**Written instruction**
Reproduce every one of the entries below verbatim, keeping each line unchanged.

**Supplied material**
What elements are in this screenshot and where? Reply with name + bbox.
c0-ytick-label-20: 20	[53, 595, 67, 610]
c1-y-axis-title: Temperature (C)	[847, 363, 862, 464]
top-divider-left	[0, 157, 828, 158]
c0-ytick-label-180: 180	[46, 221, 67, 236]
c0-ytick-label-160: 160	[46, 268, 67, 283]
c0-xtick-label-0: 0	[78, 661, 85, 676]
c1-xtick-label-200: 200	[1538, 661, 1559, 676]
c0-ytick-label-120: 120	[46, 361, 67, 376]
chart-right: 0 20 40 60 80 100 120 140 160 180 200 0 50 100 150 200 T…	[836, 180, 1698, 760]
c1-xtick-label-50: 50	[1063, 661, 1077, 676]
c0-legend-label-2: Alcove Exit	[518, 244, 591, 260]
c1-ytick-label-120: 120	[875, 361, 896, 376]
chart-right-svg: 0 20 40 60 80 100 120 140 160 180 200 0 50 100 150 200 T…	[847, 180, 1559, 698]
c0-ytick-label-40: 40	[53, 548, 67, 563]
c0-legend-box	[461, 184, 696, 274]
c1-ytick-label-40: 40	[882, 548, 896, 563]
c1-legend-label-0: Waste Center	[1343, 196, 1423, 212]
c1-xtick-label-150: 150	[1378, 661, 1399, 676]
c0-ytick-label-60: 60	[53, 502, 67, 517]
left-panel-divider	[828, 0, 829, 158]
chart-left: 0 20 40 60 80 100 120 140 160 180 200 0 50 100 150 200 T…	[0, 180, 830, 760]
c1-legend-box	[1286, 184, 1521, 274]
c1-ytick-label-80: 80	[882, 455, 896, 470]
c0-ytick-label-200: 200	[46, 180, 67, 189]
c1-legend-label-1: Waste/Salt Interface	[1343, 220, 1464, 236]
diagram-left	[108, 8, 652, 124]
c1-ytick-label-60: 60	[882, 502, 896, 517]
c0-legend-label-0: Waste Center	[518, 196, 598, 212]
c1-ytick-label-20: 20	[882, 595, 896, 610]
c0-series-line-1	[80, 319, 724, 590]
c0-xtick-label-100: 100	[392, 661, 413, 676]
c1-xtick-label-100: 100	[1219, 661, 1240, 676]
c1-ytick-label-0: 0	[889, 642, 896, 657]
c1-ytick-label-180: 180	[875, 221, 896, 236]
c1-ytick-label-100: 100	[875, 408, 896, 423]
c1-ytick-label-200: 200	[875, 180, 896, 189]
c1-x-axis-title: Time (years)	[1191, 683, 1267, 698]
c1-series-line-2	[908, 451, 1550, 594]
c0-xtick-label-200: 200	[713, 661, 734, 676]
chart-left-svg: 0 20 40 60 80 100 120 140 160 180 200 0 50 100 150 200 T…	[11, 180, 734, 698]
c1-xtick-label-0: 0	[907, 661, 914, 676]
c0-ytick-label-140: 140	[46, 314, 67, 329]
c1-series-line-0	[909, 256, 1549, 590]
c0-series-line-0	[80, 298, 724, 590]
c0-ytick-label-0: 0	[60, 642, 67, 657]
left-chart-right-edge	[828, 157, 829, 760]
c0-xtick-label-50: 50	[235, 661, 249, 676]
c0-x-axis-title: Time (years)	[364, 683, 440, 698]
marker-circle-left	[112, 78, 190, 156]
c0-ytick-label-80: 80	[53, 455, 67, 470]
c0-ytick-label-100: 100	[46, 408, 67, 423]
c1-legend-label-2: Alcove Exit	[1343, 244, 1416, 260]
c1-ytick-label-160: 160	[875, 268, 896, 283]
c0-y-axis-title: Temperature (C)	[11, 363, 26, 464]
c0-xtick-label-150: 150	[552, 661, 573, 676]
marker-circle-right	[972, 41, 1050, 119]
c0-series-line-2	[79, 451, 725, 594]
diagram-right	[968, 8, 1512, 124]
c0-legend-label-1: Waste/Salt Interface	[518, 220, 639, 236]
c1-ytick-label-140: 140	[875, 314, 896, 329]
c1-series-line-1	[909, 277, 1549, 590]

**Solution to this problem**
What elements are in this screenshot and where? Reply with name + bbox.
c0-ytick-label-20: 20	[53, 595, 67, 610]
c1-y-axis-title: Temperature (C)	[847, 363, 862, 464]
top-divider-left	[0, 157, 828, 158]
c0-ytick-label-180: 180	[46, 221, 67, 236]
c0-ytick-label-160: 160	[46, 268, 67, 283]
c0-xtick-label-0: 0	[78, 661, 85, 676]
c1-xtick-label-200: 200	[1538, 661, 1559, 676]
c0-ytick-label-120: 120	[46, 361, 67, 376]
chart-right: 0 20 40 60 80 100 120 140 160 180 200 0 50 100 150 200 T…	[836, 180, 1698, 760]
c1-xtick-label-50: 50	[1063, 661, 1077, 676]
c0-legend-label-2: Alcove Exit	[518, 244, 591, 260]
c1-ytick-label-120: 120	[875, 361, 896, 376]
chart-right-svg: 0 20 40 60 80 100 120 140 160 180 200 0 50 100 150 200 T…	[847, 180, 1559, 698]
c0-ytick-label-40: 40	[53, 548, 67, 563]
c0-legend-box	[461, 184, 696, 274]
c1-ytick-label-40: 40	[882, 548, 896, 563]
c1-legend-label-0: Waste Center	[1343, 196, 1423, 212]
c1-xtick-label-150: 150	[1378, 661, 1399, 676]
c0-ytick-label-60: 60	[53, 502, 67, 517]
left-panel-divider	[828, 0, 829, 158]
chart-left: 0 20 40 60 80 100 120 140 160 180 200 0 50 100 150 200 T…	[0, 180, 830, 760]
c1-legend-box	[1286, 184, 1521, 274]
c1-ytick-label-80: 80	[882, 455, 896, 470]
c0-ytick-label-200: 200	[46, 180, 67, 189]
c1-legend-label-1: Waste/Salt Interface	[1343, 220, 1464, 236]
diagram-left	[108, 8, 652, 124]
c1-ytick-label-60: 60	[882, 502, 896, 517]
c0-legend-label-0: Waste Center	[518, 196, 598, 212]
c1-ytick-label-20: 20	[882, 595, 896, 610]
c0-series-line-1	[80, 319, 724, 590]
c0-xtick-label-100: 100	[392, 661, 413, 676]
c1-xtick-label-100: 100	[1219, 661, 1240, 676]
c1-ytick-label-0: 0	[889, 642, 896, 657]
c1-ytick-label-180: 180	[875, 221, 896, 236]
c1-ytick-label-100: 100	[875, 408, 896, 423]
c1-ytick-label-200: 200	[875, 180, 896, 189]
c1-x-axis-title: Time (years)	[1191, 683, 1267, 698]
c1-series-line-2	[908, 451, 1550, 594]
c0-xtick-label-200: 200	[713, 661, 734, 676]
chart-left-svg: 0 20 40 60 80 100 120 140 160 180 200 0 50 100 150 200 T…	[11, 180, 734, 698]
c1-xtick-label-0: 0	[907, 661, 914, 676]
c0-ytick-label-140: 140	[46, 314, 67, 329]
c1-series-line-0	[909, 256, 1549, 590]
c0-series-line-0	[80, 298, 724, 590]
c0-ytick-label-0: 0	[60, 642, 67, 657]
left-chart-right-edge	[828, 157, 829, 760]
c0-xtick-label-50: 50	[235, 661, 249, 676]
c0-x-axis-title: Time (years)	[364, 683, 440, 698]
marker-circle-left	[112, 78, 190, 156]
c0-ytick-label-80: 80	[53, 455, 67, 470]
c0-ytick-label-100: 100	[46, 408, 67, 423]
c1-legend-label-2: Alcove Exit	[1343, 244, 1416, 260]
c1-ytick-label-160: 160	[875, 268, 896, 283]
c0-y-axis-title: Temperature (C)	[11, 363, 26, 464]
c0-xtick-label-150: 150	[552, 661, 573, 676]
marker-circle-right	[972, 41, 1050, 119]
c0-series-line-2	[79, 451, 725, 594]
diagram-right	[968, 8, 1512, 124]
c0-legend-label-1: Waste/Salt Interface	[518, 220, 639, 236]
c1-ytick-label-140: 140	[875, 314, 896, 329]
c1-series-line-1	[909, 277, 1549, 590]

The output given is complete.